REQUIRED WORK -> Pull out every line from the listing that has the word "this".

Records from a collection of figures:
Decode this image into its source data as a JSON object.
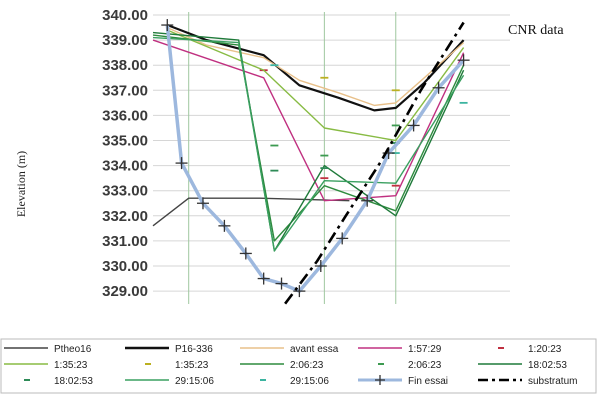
{
  "chart_data": {
    "type": "line",
    "title": "CNR data",
    "ylabel": "Elevation (m)",
    "xlabel": "",
    "ylim": [
      328.5,
      340.0
    ],
    "xlim": [
      0,
      10
    ],
    "grid": true,
    "legend_position": "bottom",
    "yticks": [
      "340.00",
      "339.00",
      "338.00",
      "337.00",
      "336.00",
      "335.00",
      "334.00",
      "333.00",
      "332.00",
      "331.00",
      "330.00",
      "329.00"
    ],
    "series": [
      {
        "name": "Ptheo16",
        "color": "#444444",
        "style": "line",
        "points": [
          [
            0.0,
            331.6
          ],
          [
            1.0,
            332.7
          ],
          [
            3.0,
            332.7
          ],
          [
            5.5,
            332.6
          ]
        ]
      },
      {
        "name": "P16-336",
        "color": "#111111",
        "style": "line",
        "points": [
          [
            0.4,
            339.6
          ],
          [
            1.5,
            339.0
          ],
          [
            3.1,
            338.4
          ],
          [
            4.1,
            337.2
          ],
          [
            5.2,
            336.7
          ],
          [
            6.2,
            336.2
          ],
          [
            6.8,
            336.3
          ],
          [
            7.6,
            337.3
          ],
          [
            8.7,
            339.0
          ]
        ]
      },
      {
        "name": "avant essa",
        "color": "#E8C08A",
        "style": "line",
        "points": [
          [
            0.4,
            339.5
          ],
          [
            1.5,
            338.8
          ],
          [
            3.1,
            338.3
          ],
          [
            4.1,
            337.4
          ],
          [
            5.2,
            336.9
          ],
          [
            6.2,
            336.4
          ],
          [
            6.8,
            336.5
          ],
          [
            7.6,
            337.5
          ],
          [
            8.7,
            338.9
          ]
        ]
      },
      {
        "name": "1:57:29",
        "color": "#C03080",
        "style": "line",
        "points": [
          [
            0.0,
            339.0
          ],
          [
            3.1,
            337.5
          ],
          [
            4.8,
            332.6
          ],
          [
            6.8,
            332.8
          ],
          [
            8.7,
            338.5
          ]
        ]
      },
      {
        "name": "1:20:23",
        "color": "#C03040",
        "style": "dash",
        "points": [
          [
            3.1,
            337.8
          ],
          [
            4.8,
            333.5
          ],
          [
            6.8,
            333.2
          ]
        ]
      },
      {
        "name": "1:35:23",
        "color": "#88BB44",
        "style": "line",
        "points": [
          [
            0.4,
            339.4
          ],
          [
            3.1,
            337.8
          ],
          [
            4.8,
            335.5
          ],
          [
            6.8,
            335.0
          ],
          [
            8.7,
            338.7
          ]
        ]
      },
      {
        "name": "1:35:23",
        "color": "#BBB020",
        "style": "dash",
        "points": [
          [
            4.8,
            337.5
          ],
          [
            6.8,
            337.0
          ]
        ]
      },
      {
        "name": "2:06:23",
        "color": "#2E8B3E",
        "style": "line",
        "points": [
          [
            0.0,
            339.2
          ],
          [
            2.4,
            338.8
          ],
          [
            3.4,
            331.0
          ],
          [
            4.8,
            333.2
          ],
          [
            6.8,
            332.2
          ],
          [
            8.7,
            338.0
          ]
        ]
      },
      {
        "name": "2:06:23",
        "color": "#3C9A50",
        "style": "dash",
        "points": [
          [
            3.4,
            334.8
          ],
          [
            4.8,
            334.4
          ],
          [
            6.8,
            335.6
          ]
        ]
      },
      {
        "name": "18:02:53",
        "color": "#1F7A3A",
        "style": "line",
        "points": [
          [
            0.0,
            339.3
          ],
          [
            2.4,
            339.0
          ],
          [
            3.4,
            330.6
          ],
          [
            4.8,
            334.0
          ],
          [
            6.8,
            332.0
          ],
          [
            8.7,
            337.8
          ]
        ]
      },
      {
        "name": "18:02:53",
        "color": "#2E8B57",
        "style": "dash",
        "points": [
          [
            3.4,
            333.8
          ],
          [
            4.8,
            333.9
          ],
          [
            6.8,
            334.9
          ]
        ]
      },
      {
        "name": "29:15:06",
        "color": "#3AA060",
        "style": "line",
        "points": [
          [
            0.0,
            339.1
          ],
          [
            2.4,
            338.9
          ],
          [
            3.4,
            330.6
          ],
          [
            4.8,
            333.4
          ],
          [
            6.8,
            333.3
          ],
          [
            8.7,
            337.6
          ]
        ]
      },
      {
        "name": "29:15:06",
        "color": "#3CB4A0",
        "style": "dash",
        "points": [
          [
            3.4,
            338.0
          ],
          [
            6.8,
            334.5
          ],
          [
            8.7,
            336.5
          ]
        ]
      },
      {
        "name": "Fin essai",
        "color": "#9DB8DE",
        "style": "marker-line",
        "points": [
          [
            0.4,
            339.6
          ],
          [
            0.8,
            334.1
          ],
          [
            1.4,
            332.5
          ],
          [
            2.0,
            331.6
          ],
          [
            2.6,
            330.5
          ],
          [
            3.1,
            329.5
          ],
          [
            3.6,
            329.3
          ],
          [
            4.1,
            329.0
          ],
          [
            4.7,
            330.0
          ],
          [
            5.3,
            331.1
          ],
          [
            6.0,
            332.6
          ],
          [
            6.6,
            334.5
          ],
          [
            7.3,
            335.6
          ],
          [
            8.0,
            337.1
          ],
          [
            8.7,
            338.2
          ]
        ]
      },
      {
        "name": "substratum",
        "color": "#000000",
        "style": "dashdot",
        "points": [
          [
            3.7,
            328.5
          ],
          [
            4.6,
            330.2
          ],
          [
            5.4,
            332.0
          ],
          [
            6.4,
            334.2
          ],
          [
            7.5,
            337.0
          ],
          [
            8.7,
            339.7
          ]
        ]
      }
    ]
  }
}
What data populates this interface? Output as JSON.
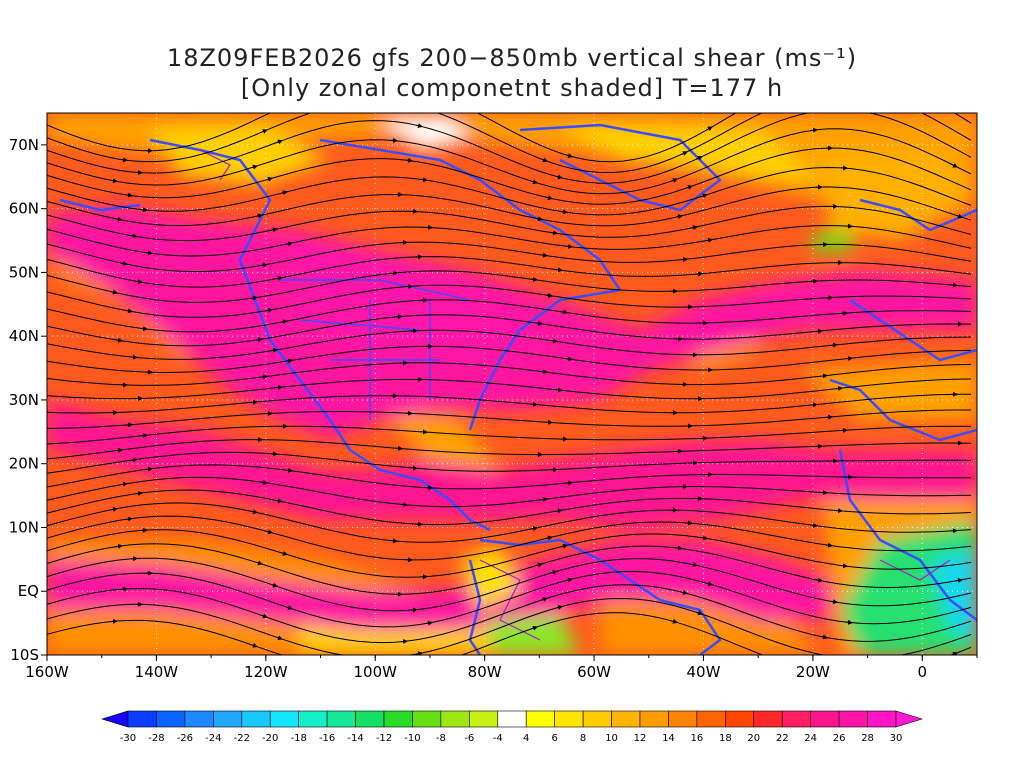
{
  "title": {
    "line1": "18Z09FEB2026 gfs 200−850mb vertical shear (ms⁻¹)",
    "line2": "[Only zonal componetnt shaded] T=177 h"
  },
  "axes": {
    "lon_labels": [
      "160W",
      "140W",
      "120W",
      "100W",
      "80W",
      "60W",
      "40W",
      "20W",
      "0"
    ],
    "lat_labels": [
      "70N",
      "60N",
      "50N",
      "40N",
      "30N",
      "20N",
      "10N",
      "EQ",
      "10S"
    ]
  },
  "colorbar": {
    "labels": [
      "-30",
      "-28",
      "-26",
      "-24",
      "-22",
      "-20",
      "-18",
      "-16",
      "-14",
      "-12",
      "-10",
      "-8",
      "-6",
      "-4",
      "4",
      "6",
      "8",
      "10",
      "12",
      "14",
      "16",
      "18",
      "20",
      "22",
      "24",
      "26",
      "28",
      "30"
    ],
    "colors": [
      "#1a00ff",
      "#0b3cff",
      "#0a64ff",
      "#1e88ff",
      "#1ea8ff",
      "#18c8ff",
      "#14e6ff",
      "#16f0c8",
      "#16e896",
      "#16e064",
      "#28dc28",
      "#64e014",
      "#a0e614",
      "#c8f014",
      "#ffffff",
      "#ffff00",
      "#ffe600",
      "#ffcc00",
      "#ffb400",
      "#ff9c00",
      "#ff8200",
      "#ff6400",
      "#ff4600",
      "#ff2828",
      "#ff1e64",
      "#ff148c",
      "#ff14a8",
      "#ff14c8",
      "#ff1ad2"
    ]
  },
  "map_colors": {
    "land_outline": "#3a4cff",
    "secondary_outline": "#a020c8",
    "streamline": "#000000",
    "grid": "#ffffff"
  }
}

WRITTEN ANSWER ->
Decode this image into its source data as a JSON object.
What data populates this interface? Output as JSON.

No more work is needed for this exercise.